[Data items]
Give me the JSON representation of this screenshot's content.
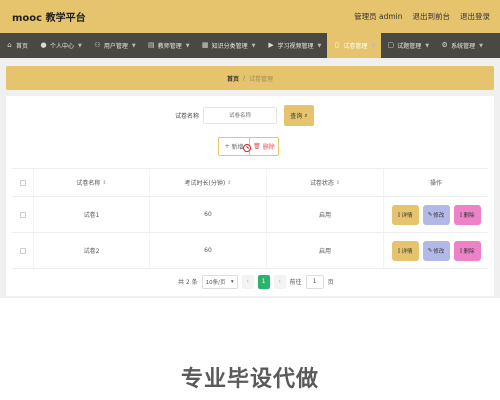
{
  "header": {
    "title": "mooc 教学平台",
    "admin_label": "管理员 admin",
    "to_frontend": "退出到前台",
    "logout": "退出登录"
  },
  "nav": [
    {
      "label": "首页",
      "icon": "home-icon",
      "glyph": "⌂",
      "has_chevron": false
    },
    {
      "label": "个人中心",
      "icon": "user-icon",
      "glyph": "👤",
      "has_chevron": true
    },
    {
      "label": "用户管理",
      "icon": "users-icon",
      "glyph": "⚇",
      "has_chevron": true
    },
    {
      "label": "教师管理",
      "icon": "teacher-icon",
      "glyph": "▤",
      "has_chevron": true
    },
    {
      "label": "知识分类管理",
      "icon": "category-icon",
      "glyph": "▦",
      "has_chevron": true
    },
    {
      "label": "学习视频管理",
      "icon": "video-icon",
      "glyph": "▶",
      "has_chevron": true
    },
    {
      "label": "试卷管理",
      "icon": "paper-icon",
      "glyph": "▯",
      "has_chevron": true,
      "active": true
    },
    {
      "label": "试题管理",
      "icon": "question-icon",
      "glyph": "▢",
      "has_chevron": true
    },
    {
      "label": "系统管理",
      "icon": "settings-icon",
      "glyph": "⚙",
      "has_chevron": true
    }
  ],
  "breadcrumb": {
    "home": "首页",
    "separator": "/",
    "current": "试卷管理"
  },
  "search": {
    "label": "试卷名称",
    "placeholder": "试卷名称",
    "button": "查询"
  },
  "actions": {
    "add": "新增",
    "delete": "删除"
  },
  "table": {
    "headers": [
      "试卷名称",
      "考试时长(分钟)",
      "试卷状态",
      "操作"
    ],
    "rows": [
      {
        "name": "试卷1",
        "duration": "60",
        "status": "启用"
      },
      {
        "name": "试卷2",
        "duration": "60",
        "status": "启用"
      }
    ],
    "row_buttons": {
      "detail": "详情",
      "edit": "修改",
      "delete": "删除"
    }
  },
  "pagination": {
    "total": "共 2 条",
    "page_size": "10条/页",
    "prev": "‹",
    "current_page": "1",
    "next": "›",
    "goto_label": "前往",
    "goto_value": "1",
    "page_suffix": "页"
  },
  "watermark": "专业毕设代做",
  "colors": {
    "accent": "#e6c46d",
    "nav_bg": "#4a4842",
    "detail": "#e6c46d",
    "edit": "#b3b9e6",
    "delete": "#ee82c9",
    "page_active": "#2bb36b"
  }
}
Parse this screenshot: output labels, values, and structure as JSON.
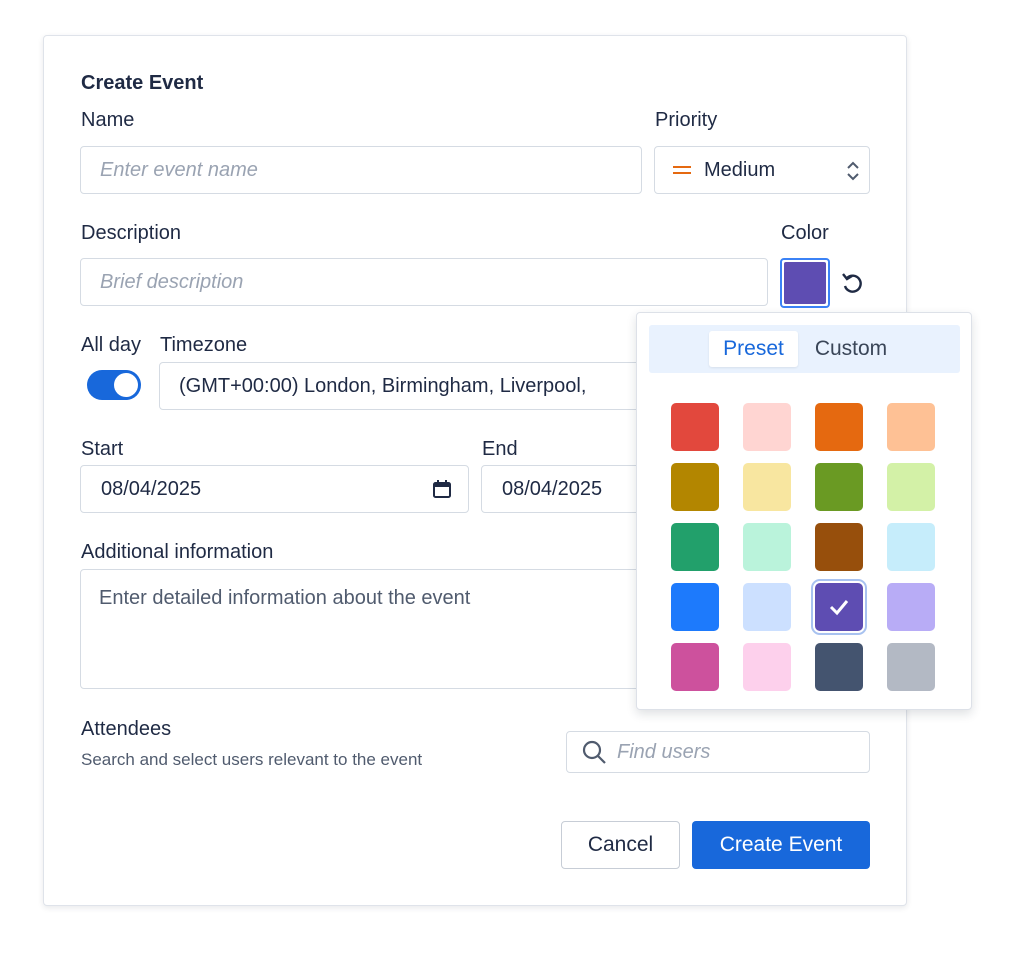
{
  "dialog": {
    "title": "Create Event",
    "name": {
      "label": "Name",
      "placeholder": "Enter event name",
      "value": ""
    },
    "priority": {
      "label": "Priority",
      "value": "Medium",
      "icon": "equals-icon"
    },
    "description": {
      "label": "Description",
      "placeholder": "Brief description",
      "value": ""
    },
    "color": {
      "label": "Color",
      "selected": "#5e4db2",
      "reset_icon": "undo-icon"
    },
    "all_day": {
      "label": "All day",
      "checked": true
    },
    "timezone": {
      "label": "Timezone",
      "value": "(GMT+00:00) London, Birmingham, Liverpool, "
    },
    "start": {
      "label": "Start",
      "value": "08/04/2025"
    },
    "end": {
      "label": "End",
      "value": "08/04/2025"
    },
    "additional": {
      "label": "Additional information",
      "placeholder": "Enter detailed information about the event"
    },
    "attendees": {
      "label": "Attendees",
      "helper": "Search and select users relevant to the event",
      "search_placeholder": "Find users"
    },
    "buttons": {
      "cancel": "Cancel",
      "create": "Create Event"
    }
  },
  "color_picker": {
    "tabs": [
      "Preset",
      "Custom"
    ],
    "active_tab": "Preset",
    "swatches": [
      "#e2483d",
      "#ffd5d2",
      "#e56910",
      "#fec195",
      "#b38600",
      "#f8e6a0",
      "#6a9a23",
      "#d3f1a7",
      "#22a06b",
      "#baf3db",
      "#974f0c",
      "#c6edfb",
      "#1d7afc",
      "#cce0ff",
      "#5e4db2",
      "#b8acf6",
      "#cd519d",
      "#fdd0ec",
      "#44546f",
      "#b3b9c4"
    ],
    "selected_index": 14
  },
  "colors": {
    "accent": "#1868db",
    "text": "#1f2a44"
  }
}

> **WORK INSTRUCTIONS**: Give back all entries exactly. No pictures belong in the copy.

> **CORRECT ANSWER**:
Give me the JSON representation of this screenshot's content.
{
  "header": {
    "title": "mooc 教学平台",
    "admin_label": "管理员 admin",
    "to_frontend": "退出到前台",
    "logout": "退出登录"
  },
  "nav": [
    {
      "label": "首页",
      "icon": "home-icon",
      "glyph": "⌂",
      "has_chevron": false
    },
    {
      "label": "个人中心",
      "icon": "user-icon",
      "glyph": "👤",
      "has_chevron": true
    },
    {
      "label": "用户管理",
      "icon": "users-icon",
      "glyph": "⚇",
      "has_chevron": true
    },
    {
      "label": "教师管理",
      "icon": "teacher-icon",
      "glyph": "▤",
      "has_chevron": true
    },
    {
      "label": "知识分类管理",
      "icon": "category-icon",
      "glyph": "▦",
      "has_chevron": true
    },
    {
      "label": "学习视频管理",
      "icon": "video-icon",
      "glyph": "▶",
      "has_chevron": true
    },
    {
      "label": "试卷管理",
      "icon": "paper-icon",
      "glyph": "▯",
      "has_chevron": true,
      "active": true
    },
    {
      "label": "试题管理",
      "icon": "question-icon",
      "glyph": "▢",
      "has_chevron": true
    },
    {
      "label": "系统管理",
      "icon": "settings-icon",
      "glyph": "⚙",
      "has_chevron": true
    }
  ],
  "breadcrumb": {
    "home": "首页",
    "separator": "/",
    "current": "试卷管理"
  },
  "search": {
    "label": "试卷名称",
    "placeholder": "试卷名称",
    "button": "查询"
  },
  "actions": {
    "add": "新增",
    "delete": "删除"
  },
  "table": {
    "headers": [
      "试卷名称",
      "考试时长(分钟)",
      "试卷状态",
      "操作"
    ],
    "rows": [
      {
        "name": "试卷1",
        "duration": "60",
        "status": "启用"
      },
      {
        "name": "试卷2",
        "duration": "60",
        "status": "启用"
      }
    ],
    "row_buttons": {
      "detail": "详情",
      "edit": "修改",
      "delete": "删除"
    }
  },
  "pagination": {
    "total": "共 2 条",
    "page_size": "10条/页",
    "prev": "‹",
    "current_page": "1",
    "next": "›",
    "goto_label": "前往",
    "goto_value": "1",
    "page_suffix": "页"
  },
  "watermark": "专业毕设代做",
  "colors": {
    "accent": "#e6c46d",
    "nav_bg": "#4a4842",
    "detail": "#e6c46d",
    "edit": "#b3b9e6",
    "delete": "#ee82c9",
    "page_active": "#2bb36b"
  }
}
Parse this screenshot: output labels, values, and structure as JSON.
{
  "dialog": {
    "title": "Create Event",
    "name": {
      "label": "Name",
      "placeholder": "Enter event name",
      "value": ""
    },
    "priority": {
      "label": "Priority",
      "value": "Medium",
      "icon": "equals-icon"
    },
    "description": {
      "label": "Description",
      "placeholder": "Brief description",
      "value": ""
    },
    "color": {
      "label": "Color",
      "selected": "#5e4db2",
      "reset_icon": "undo-icon"
    },
    "all_day": {
      "label": "All day",
      "checked": true
    },
    "timezone": {
      "label": "Timezone",
      "value": "(GMT+00:00) London, Birmingham, Liverpool, "
    },
    "start": {
      "label": "Start",
      "value": "08/04/2025"
    },
    "end": {
      "label": "End",
      "value": "08/04/2025"
    },
    "additional": {
      "label": "Additional information",
      "placeholder": "Enter detailed information about the event"
    },
    "attendees": {
      "label": "Attendees",
      "helper": "Search and select users relevant to the event",
      "search_placeholder": "Find users"
    },
    "buttons": {
      "cancel": "Cancel",
      "create": "Create Event"
    }
  },
  "color_picker": {
    "tabs": [
      "Preset",
      "Custom"
    ],
    "active_tab": "Preset",
    "swatches": [
      "#e2483d",
      "#ffd5d2",
      "#e56910",
      "#fec195",
      "#b38600",
      "#f8e6a0",
      "#6a9a23",
      "#d3f1a7",
      "#22a06b",
      "#baf3db",
      "#974f0c",
      "#c6edfb",
      "#1d7afc",
      "#cce0ff",
      "#5e4db2",
      "#b8acf6",
      "#cd519d",
      "#fdd0ec",
      "#44546f",
      "#b3b9c4"
    ],
    "selected_index": 14
  },
  "colors": {
    "accent": "#1868db",
    "text": "#1f2a44"
  }
}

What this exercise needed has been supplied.